**WHAT YOU ARE ASKED TO DO**
Extract from the listing each line in which the word "نیمه" appears.

**MATERIAL**
§ §

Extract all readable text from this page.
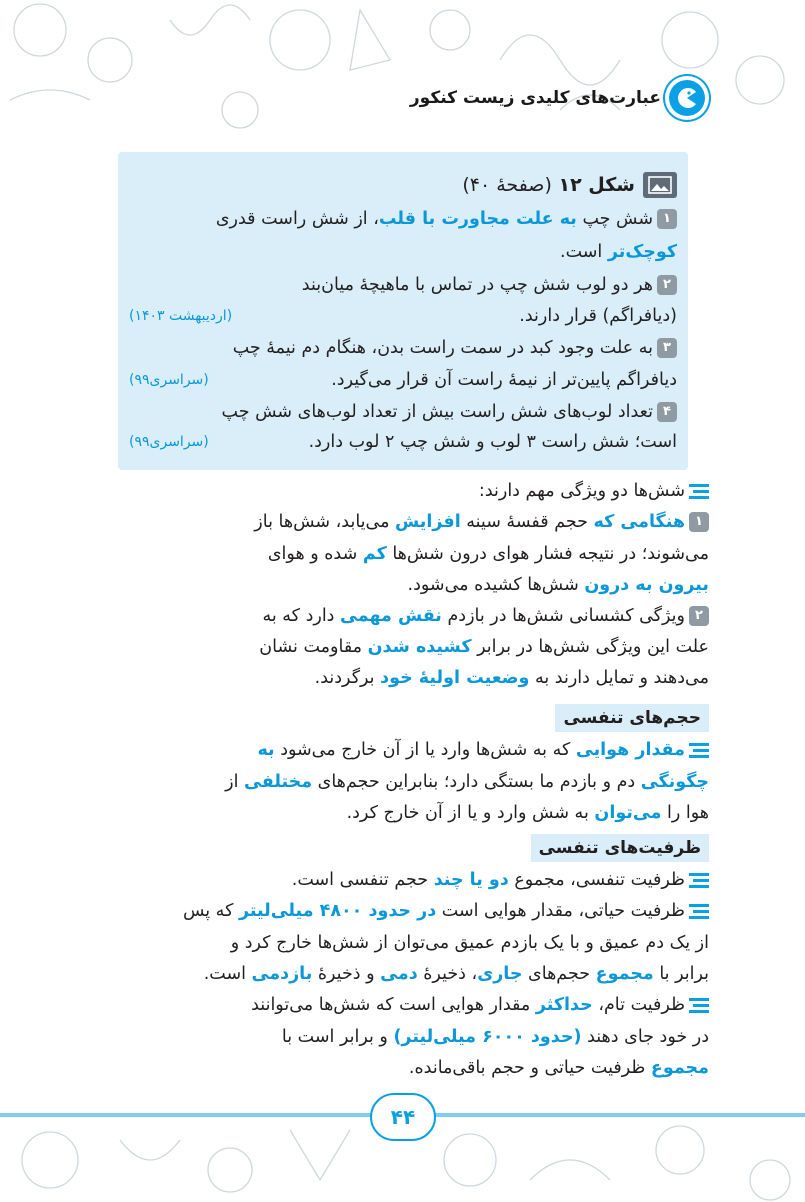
عبارت‌های کلیدی زیست کنکور
شکل ۱۲ (صفحهٔ ۴۰)
۱شش چپ به علت مجاورت با قلب، از شش راست قدری
کوچک‌تر است.
۲هر دو لوب شش چپ در تماس با ماهیچهٔ میان‌بند
(دیافراگم) قرار دارند.
(اردیبهشت ۱۴۰۳)
۳به علت وجود کبد در سمت راست بدن، هنگام دم نیمهٔ چپ
دیافراگم پایین‌تر از نیمهٔ راست آن قرار می‌گیرد.
(سراسری۹۹)
۴تعداد لوب‌های شش راست بیش از تعداد لوب‌های شش چپ
است؛ شش راست ۳ لوب و شش چپ ۲ لوب دارد.
(سراسری۹۹)
شش‌ها دو ویژگی مهم دارند:
۱هنگامی که حجم قفسهٔ سینه افزایش می‌یابد، شش‌ها باز
می‌شوند؛ در نتیجه فشار هوای درون شش‌ها کم شده و هوای
بیرون به درون شش‌ها کشیده می‌شود.
۲ویژگی کشسانی شش‌ها در بازدم نقش مهمی دارد که به
علت این ویژگی شش‌ها در برابر کشیده شدن مقاومت نشان
می‌دهند و تمایل دارند به وضعیت اولیهٔ خود برگردند.
حجم‌های تنفسی
مقدار هوایی که به شش‌ها وارد یا از آن خارج می‌شود به
چگونگی دم و بازدم ما بستگی دارد؛ بنابراین حجم‌های مختلفی از
هوا را می‌توان به شش وارد و یا از آن خارج کرد.
ظرفیت‌های تنفسی
ظرفیت تنفسی، مجموع دو یا چند حجم تنفسی است.
ظرفیت حیاتی، مقدار هوایی است در حدود ۴۸۰۰ میلی‌لیتر که پس
از یک دم عمیق و با یک بازدم عمیق می‌توان از شش‌ها خارج کرد و
برابر با مجموع حجم‌های جاری، ذخیرهٔ دمی و ذخیرهٔ بازدمی است.
ظرفیت تام، حداکثر مقدار هوایی است که شش‌ها می‌توانند
در خود جای دهند (حدود ۶۰۰۰ میلی‌لیتر) و برابر است با
مجموع ظرفیت حیاتی و حجم باقی‌مانده.
۴۴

§ §

**REPLY TO THE EXERCISE**
۳به علت وجود کبد در سمت راست بدن، هنگام دم نیمهٔ چپ
دیافراگم پایین‌تر از نیمهٔ راست آن قرار می‌گیرد.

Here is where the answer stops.